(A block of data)
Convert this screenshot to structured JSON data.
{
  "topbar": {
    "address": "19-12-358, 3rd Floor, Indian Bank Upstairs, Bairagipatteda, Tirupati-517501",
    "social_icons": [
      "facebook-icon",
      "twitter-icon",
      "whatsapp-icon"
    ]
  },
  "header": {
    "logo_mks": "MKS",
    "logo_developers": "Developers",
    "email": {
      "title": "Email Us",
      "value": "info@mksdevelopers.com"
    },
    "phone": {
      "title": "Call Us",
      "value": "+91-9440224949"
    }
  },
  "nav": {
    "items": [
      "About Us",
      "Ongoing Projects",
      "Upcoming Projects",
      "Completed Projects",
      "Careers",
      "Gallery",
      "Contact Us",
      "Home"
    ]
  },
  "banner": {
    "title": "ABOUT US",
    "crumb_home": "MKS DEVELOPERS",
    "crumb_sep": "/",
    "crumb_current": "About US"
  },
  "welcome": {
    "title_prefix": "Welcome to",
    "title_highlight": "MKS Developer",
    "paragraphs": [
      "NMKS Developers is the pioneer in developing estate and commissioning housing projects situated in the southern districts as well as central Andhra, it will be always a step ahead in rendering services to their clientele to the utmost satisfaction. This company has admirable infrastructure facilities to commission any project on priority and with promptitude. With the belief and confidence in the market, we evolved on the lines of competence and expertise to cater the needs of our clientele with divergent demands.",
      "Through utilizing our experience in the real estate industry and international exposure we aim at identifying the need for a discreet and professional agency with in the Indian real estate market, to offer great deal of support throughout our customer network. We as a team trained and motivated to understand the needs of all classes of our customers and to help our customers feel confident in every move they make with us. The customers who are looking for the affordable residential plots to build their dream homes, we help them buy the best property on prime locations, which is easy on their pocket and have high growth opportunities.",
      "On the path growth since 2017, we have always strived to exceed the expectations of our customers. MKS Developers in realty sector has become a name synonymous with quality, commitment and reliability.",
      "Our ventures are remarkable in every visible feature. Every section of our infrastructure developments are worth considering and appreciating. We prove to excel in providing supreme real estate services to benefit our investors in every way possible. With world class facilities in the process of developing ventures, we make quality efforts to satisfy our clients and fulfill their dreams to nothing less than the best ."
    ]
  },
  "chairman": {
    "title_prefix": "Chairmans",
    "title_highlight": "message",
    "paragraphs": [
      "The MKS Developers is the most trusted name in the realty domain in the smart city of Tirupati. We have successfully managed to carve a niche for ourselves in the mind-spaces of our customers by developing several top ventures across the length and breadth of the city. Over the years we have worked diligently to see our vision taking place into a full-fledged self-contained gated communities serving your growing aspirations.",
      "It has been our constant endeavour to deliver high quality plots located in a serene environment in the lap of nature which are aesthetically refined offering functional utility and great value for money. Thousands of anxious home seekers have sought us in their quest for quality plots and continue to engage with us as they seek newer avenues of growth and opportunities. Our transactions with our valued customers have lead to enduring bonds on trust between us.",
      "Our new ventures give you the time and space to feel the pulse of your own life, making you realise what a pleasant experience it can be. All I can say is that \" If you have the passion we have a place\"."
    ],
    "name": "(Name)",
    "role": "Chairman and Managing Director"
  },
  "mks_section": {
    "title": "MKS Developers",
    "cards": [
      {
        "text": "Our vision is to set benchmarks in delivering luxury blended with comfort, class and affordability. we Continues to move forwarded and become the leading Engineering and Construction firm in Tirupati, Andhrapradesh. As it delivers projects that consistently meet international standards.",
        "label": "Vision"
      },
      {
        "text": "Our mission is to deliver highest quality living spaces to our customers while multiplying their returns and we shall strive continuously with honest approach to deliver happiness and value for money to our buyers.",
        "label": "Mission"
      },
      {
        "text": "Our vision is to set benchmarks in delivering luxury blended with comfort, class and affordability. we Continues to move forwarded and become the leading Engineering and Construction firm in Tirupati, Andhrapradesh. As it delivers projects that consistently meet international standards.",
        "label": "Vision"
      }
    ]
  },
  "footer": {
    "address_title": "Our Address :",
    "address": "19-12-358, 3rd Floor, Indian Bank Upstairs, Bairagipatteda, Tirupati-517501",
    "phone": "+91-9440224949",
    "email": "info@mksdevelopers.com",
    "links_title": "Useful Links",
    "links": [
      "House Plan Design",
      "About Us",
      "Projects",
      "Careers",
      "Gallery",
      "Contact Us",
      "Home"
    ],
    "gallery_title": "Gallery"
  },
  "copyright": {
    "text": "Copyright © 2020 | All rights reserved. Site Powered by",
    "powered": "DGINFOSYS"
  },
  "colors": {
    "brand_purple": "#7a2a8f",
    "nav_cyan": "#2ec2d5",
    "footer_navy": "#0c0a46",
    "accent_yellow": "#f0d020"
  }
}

**Task details:**
Which lines hold the word "services"? Copy every one of them.

**Response:**
      "NMKS Developers is the pioneer in developing estate and commissioning housing projects situated in the southern districts as well as central Andhra, it will be always a step ahead in rendering services to their clientele to the utmost satisfaction. This company has admirable infrastructure facilities to commission any project on priority and with promptitude. With the belief and confidence in the market, we evolved on the lines of competence and expertise to cater the needs of our clientele with divergent demands.",
      "Our ventures are remarkable in every visible feature. Every section of our infrastructure developments are worth considering and appreciating. We prove to excel in providing supreme real estate services to benefit our investors in every way possible. With world class facilities in the process of developing ventures, we make quality efforts to satisfy our clients and fulfill their dreams to nothing less than the best ."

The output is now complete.